Prompt: Write out the full listing again, exactly as it stands.

Data lines:
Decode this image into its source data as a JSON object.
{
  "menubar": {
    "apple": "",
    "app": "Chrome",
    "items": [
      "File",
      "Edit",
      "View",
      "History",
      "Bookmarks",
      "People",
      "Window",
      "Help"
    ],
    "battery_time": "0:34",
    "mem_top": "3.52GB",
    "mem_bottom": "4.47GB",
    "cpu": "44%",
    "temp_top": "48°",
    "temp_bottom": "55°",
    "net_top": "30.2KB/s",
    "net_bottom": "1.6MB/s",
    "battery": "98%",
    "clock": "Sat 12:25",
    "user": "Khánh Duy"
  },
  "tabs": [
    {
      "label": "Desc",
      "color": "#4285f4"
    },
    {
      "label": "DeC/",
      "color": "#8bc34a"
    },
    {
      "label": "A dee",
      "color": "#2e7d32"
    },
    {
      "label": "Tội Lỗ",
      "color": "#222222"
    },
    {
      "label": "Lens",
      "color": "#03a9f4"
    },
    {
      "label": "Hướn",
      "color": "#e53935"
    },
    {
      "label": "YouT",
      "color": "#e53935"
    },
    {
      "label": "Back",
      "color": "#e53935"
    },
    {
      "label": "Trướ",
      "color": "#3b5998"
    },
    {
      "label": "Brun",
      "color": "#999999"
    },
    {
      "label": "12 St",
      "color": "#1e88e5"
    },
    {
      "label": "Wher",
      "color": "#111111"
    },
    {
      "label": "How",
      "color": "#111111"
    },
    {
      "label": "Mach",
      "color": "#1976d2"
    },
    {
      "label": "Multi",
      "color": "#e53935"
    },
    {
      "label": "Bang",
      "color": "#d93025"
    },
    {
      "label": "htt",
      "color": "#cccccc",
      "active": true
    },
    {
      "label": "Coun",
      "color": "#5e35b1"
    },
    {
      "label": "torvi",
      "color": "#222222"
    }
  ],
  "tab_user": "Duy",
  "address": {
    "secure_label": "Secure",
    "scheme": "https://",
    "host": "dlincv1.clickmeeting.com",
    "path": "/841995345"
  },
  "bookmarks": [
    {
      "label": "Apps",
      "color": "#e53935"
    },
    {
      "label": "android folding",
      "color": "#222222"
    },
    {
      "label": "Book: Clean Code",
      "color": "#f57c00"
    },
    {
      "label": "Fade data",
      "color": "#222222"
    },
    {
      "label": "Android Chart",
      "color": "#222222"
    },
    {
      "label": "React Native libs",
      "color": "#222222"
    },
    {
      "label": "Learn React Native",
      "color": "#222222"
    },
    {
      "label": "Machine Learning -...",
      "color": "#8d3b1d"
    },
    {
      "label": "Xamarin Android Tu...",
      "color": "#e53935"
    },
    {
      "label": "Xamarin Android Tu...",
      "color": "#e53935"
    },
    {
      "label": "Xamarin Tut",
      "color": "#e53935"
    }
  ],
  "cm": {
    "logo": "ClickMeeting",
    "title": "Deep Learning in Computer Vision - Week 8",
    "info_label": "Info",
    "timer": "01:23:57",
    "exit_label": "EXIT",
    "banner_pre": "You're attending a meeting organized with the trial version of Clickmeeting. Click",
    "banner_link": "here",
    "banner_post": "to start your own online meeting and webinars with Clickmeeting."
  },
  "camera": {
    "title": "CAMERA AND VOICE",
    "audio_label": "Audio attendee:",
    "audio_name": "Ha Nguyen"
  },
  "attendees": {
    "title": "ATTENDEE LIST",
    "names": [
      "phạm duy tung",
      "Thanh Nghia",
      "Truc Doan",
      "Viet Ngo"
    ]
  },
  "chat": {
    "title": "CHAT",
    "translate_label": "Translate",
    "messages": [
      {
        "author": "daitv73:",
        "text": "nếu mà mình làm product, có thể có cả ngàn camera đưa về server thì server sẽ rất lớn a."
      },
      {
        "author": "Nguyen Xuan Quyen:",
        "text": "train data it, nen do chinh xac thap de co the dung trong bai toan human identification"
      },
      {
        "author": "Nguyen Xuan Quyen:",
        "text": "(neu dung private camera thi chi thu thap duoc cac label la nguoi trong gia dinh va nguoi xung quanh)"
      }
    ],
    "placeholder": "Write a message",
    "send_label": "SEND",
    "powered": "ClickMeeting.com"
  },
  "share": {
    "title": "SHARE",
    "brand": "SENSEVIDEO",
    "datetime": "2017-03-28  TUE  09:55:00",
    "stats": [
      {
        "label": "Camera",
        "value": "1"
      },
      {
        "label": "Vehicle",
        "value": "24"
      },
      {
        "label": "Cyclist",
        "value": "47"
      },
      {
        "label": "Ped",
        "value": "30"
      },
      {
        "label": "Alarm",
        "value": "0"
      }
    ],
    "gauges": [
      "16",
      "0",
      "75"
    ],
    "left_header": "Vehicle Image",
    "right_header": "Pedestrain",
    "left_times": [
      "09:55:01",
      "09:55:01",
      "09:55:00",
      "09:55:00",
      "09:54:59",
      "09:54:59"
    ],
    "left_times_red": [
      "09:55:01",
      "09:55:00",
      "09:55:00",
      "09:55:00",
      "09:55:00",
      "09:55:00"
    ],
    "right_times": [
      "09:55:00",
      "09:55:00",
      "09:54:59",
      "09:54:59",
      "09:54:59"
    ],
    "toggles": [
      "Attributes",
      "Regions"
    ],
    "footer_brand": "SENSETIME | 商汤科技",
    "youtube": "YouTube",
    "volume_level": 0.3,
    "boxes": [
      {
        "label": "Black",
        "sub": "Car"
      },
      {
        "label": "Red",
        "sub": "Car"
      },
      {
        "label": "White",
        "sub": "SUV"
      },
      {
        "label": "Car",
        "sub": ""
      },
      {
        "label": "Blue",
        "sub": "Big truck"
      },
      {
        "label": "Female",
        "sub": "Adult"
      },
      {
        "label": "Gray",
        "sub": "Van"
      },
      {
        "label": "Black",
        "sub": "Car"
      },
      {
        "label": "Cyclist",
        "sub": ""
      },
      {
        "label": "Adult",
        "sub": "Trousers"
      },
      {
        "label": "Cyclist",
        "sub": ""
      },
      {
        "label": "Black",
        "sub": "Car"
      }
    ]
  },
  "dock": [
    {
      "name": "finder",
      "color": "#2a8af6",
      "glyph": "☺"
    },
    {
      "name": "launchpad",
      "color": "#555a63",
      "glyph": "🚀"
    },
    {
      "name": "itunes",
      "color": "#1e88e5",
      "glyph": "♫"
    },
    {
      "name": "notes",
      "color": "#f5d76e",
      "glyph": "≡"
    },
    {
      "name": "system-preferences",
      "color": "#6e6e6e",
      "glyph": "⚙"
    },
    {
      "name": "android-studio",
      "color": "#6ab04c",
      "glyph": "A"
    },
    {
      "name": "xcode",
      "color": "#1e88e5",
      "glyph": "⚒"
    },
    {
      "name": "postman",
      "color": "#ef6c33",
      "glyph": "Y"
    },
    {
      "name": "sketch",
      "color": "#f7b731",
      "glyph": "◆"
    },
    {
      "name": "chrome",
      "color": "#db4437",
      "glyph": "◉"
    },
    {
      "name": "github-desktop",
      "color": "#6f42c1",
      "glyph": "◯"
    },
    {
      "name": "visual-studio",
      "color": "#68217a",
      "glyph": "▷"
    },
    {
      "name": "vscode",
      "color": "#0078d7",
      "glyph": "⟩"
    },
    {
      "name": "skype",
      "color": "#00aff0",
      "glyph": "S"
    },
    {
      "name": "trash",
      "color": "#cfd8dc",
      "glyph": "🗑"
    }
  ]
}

Expected answer:
Decode this image into its source data as a JSON object.
{
  "menubar": {
    "apple": "",
    "app": "Chrome",
    "items": [
      "File",
      "Edit",
      "View",
      "History",
      "Bookmarks",
      "People",
      "Window",
      "Help"
    ],
    "battery_time": "0:34",
    "mem_top": "3.52GB",
    "mem_bottom": "4.47GB",
    "cpu": "44%",
    "temp_top": "48°",
    "temp_bottom": "55°",
    "net_top": "30.2KB/s",
    "net_bottom": "1.6MB/s",
    "battery": "98%",
    "clock": "Sat 12:25",
    "user": "Khánh Duy"
  },
  "tabs": [
    {
      "label": "Desc",
      "color": "#4285f4"
    },
    {
      "label": "DeC/",
      "color": "#8bc34a"
    },
    {
      "label": "A dee",
      "color": "#2e7d32"
    },
    {
      "label": "Tội Lỗ",
      "color": "#222222"
    },
    {
      "label": "Lens",
      "color": "#03a9f4"
    },
    {
      "label": "Hướn",
      "color": "#e53935"
    },
    {
      "label": "YouT",
      "color": "#e53935"
    },
    {
      "label": "Back",
      "color": "#e53935"
    },
    {
      "label": "Trướ",
      "color": "#3b5998"
    },
    {
      "label": "Brun",
      "color": "#999999"
    },
    {
      "label": "12 St",
      "color": "#1e88e5"
    },
    {
      "label": "Wher",
      "color": "#111111"
    },
    {
      "label": "How",
      "color": "#111111"
    },
    {
      "label": "Mach",
      "color": "#1976d2"
    },
    {
      "label": "Multi",
      "color": "#e53935"
    },
    {
      "label": "Bang",
      "color": "#d93025"
    },
    {
      "label": "htt",
      "color": "#cccccc",
      "active": true
    },
    {
      "label": "Coun",
      "color": "#5e35b1"
    },
    {
      "label": "torvi",
      "color": "#222222"
    }
  ],
  "tab_user": "Duy",
  "address": {
    "secure_label": "Secure",
    "scheme": "https://",
    "host": "dlincv1.clickmeeting.com",
    "path": "/841995345"
  },
  "bookmarks": [
    {
      "label": "Apps",
      "color": "#e53935"
    },
    {
      "label": "android folding",
      "color": "#222222"
    },
    {
      "label": "Book: Clean Code",
      "color": "#f57c00"
    },
    {
      "label": "Fade data",
      "color": "#222222"
    },
    {
      "label": "Android Chart",
      "color": "#222222"
    },
    {
      "label": "React Native libs",
      "color": "#222222"
    },
    {
      "label": "Learn React Native",
      "color": "#222222"
    },
    {
      "label": "Machine Learning -...",
      "color": "#8d3b1d"
    },
    {
      "label": "Xamarin Android Tu...",
      "color": "#e53935"
    },
    {
      "label": "Xamarin Android Tu...",
      "color": "#e53935"
    },
    {
      "label": "Xamarin Tut",
      "color": "#e53935"
    }
  ],
  "cm": {
    "logo": "ClickMeeting",
    "title": "Deep Learning in Computer Vision - Week 8",
    "info_label": "Info",
    "timer": "01:23:57",
    "exit_label": "EXIT",
    "banner_pre": "You're attending a meeting organized with the trial version of Clickmeeting. Click",
    "banner_link": "here",
    "banner_post": "to start your own online meeting and webinars with Clickmeeting."
  },
  "camera": {
    "title": "CAMERA AND VOICE",
    "audio_label": "Audio attendee:",
    "audio_name": "Ha Nguyen"
  },
  "attendees": {
    "title": "ATTENDEE LIST",
    "names": [
      "phạm duy tung",
      "Thanh Nghia",
      "Truc Doan",
      "Viet Ngo"
    ]
  },
  "chat": {
    "title": "CHAT",
    "translate_label": "Translate",
    "messages": [
      {
        "author": "daitv73:",
        "text": "nếu mà mình làm product, có thể có cả ngàn camera đưa về server thì server sẽ rất lớn a."
      },
      {
        "author": "Nguyen Xuan Quyen:",
        "text": "train data it, nen do chinh xac thap de co the dung trong bai toan human identification"
      },
      {
        "author": "Nguyen Xuan Quyen:",
        "text": "(neu dung private camera thi chi thu thap duoc cac label la nguoi trong gia dinh va nguoi xung quanh)"
      }
    ],
    "placeholder": "Write a message",
    "send_label": "SEND",
    "powered": "ClickMeeting.com"
  },
  "share": {
    "title": "SHARE",
    "brand": "SENSEVIDEO",
    "datetime": "2017-03-28  TUE  09:55:00",
    "stats": [
      {
        "label": "Camera",
        "value": "1"
      },
      {
        "label": "Vehicle",
        "value": "24"
      },
      {
        "label": "Cyclist",
        "value": "47"
      },
      {
        "label": "Ped",
        "value": "30"
      },
      {
        "label": "Alarm",
        "value": "0"
      }
    ],
    "gauges": [
      "16",
      "0",
      "75"
    ],
    "left_header": "Vehicle Image",
    "right_header": "Pedestrain",
    "left_times": [
      "09:55:01",
      "09:55:01",
      "09:55:00",
      "09:55:00",
      "09:54:59",
      "09:54:59"
    ],
    "left_times_red": [
      "09:55:01",
      "09:55:00",
      "09:55:00",
      "09:55:00",
      "09:55:00",
      "09:55:00"
    ],
    "right_times": [
      "09:55:00",
      "09:55:00",
      "09:54:59",
      "09:54:59",
      "09:54:59"
    ],
    "toggles": [
      "Attributes",
      "Regions"
    ],
    "footer_brand": "SENSETIME | 商汤科技",
    "youtube": "YouTube",
    "volume_level": 0.3,
    "boxes": [
      {
        "label": "Black",
        "sub": "Car"
      },
      {
        "label": "Red",
        "sub": "Car"
      },
      {
        "label": "White",
        "sub": "SUV"
      },
      {
        "label": "Car",
        "sub": ""
      },
      {
        "label": "Blue",
        "sub": "Big truck"
      },
      {
        "label": "Female",
        "sub": "Adult"
      },
      {
        "label": "Gray",
        "sub": "Van"
      },
      {
        "label": "Black",
        "sub": "Car"
      },
      {
        "label": "Cyclist",
        "sub": ""
      },
      {
        "label": "Adult",
        "sub": "Trousers"
      },
      {
        "label": "Cyclist",
        "sub": ""
      },
      {
        "label": "Black",
        "sub": "Car"
      }
    ]
  },
  "dock": [
    {
      "name": "finder",
      "color": "#2a8af6",
      "glyph": "☺"
    },
    {
      "name": "launchpad",
      "color": "#555a63",
      "glyph": "🚀"
    },
    {
      "name": "itunes",
      "color": "#1e88e5",
      "glyph": "♫"
    },
    {
      "name": "notes",
      "color": "#f5d76e",
      "glyph": "≡"
    },
    {
      "name": "system-preferences",
      "color": "#6e6e6e",
      "glyph": "⚙"
    },
    {
      "name": "android-studio",
      "color": "#6ab04c",
      "glyph": "A"
    },
    {
      "name": "xcode",
      "color": "#1e88e5",
      "glyph": "⚒"
    },
    {
      "name": "postman",
      "color": "#ef6c33",
      "glyph": "Y"
    },
    {
      "name": "sketch",
      "color": "#f7b731",
      "glyph": "◆"
    },
    {
      "name": "chrome",
      "color": "#db4437",
      "glyph": "◉"
    },
    {
      "name": "github-desktop",
      "color": "#6f42c1",
      "glyph": "◯"
    },
    {
      "name": "visual-studio",
      "color": "#68217a",
      "glyph": "▷"
    },
    {
      "name": "vscode",
      "color": "#0078d7",
      "glyph": "⟩"
    },
    {
      "name": "skype",
      "color": "#00aff0",
      "glyph": "S"
    },
    {
      "name": "trash",
      "color": "#cfd8dc",
      "glyph": "🗑"
    }
  ]
}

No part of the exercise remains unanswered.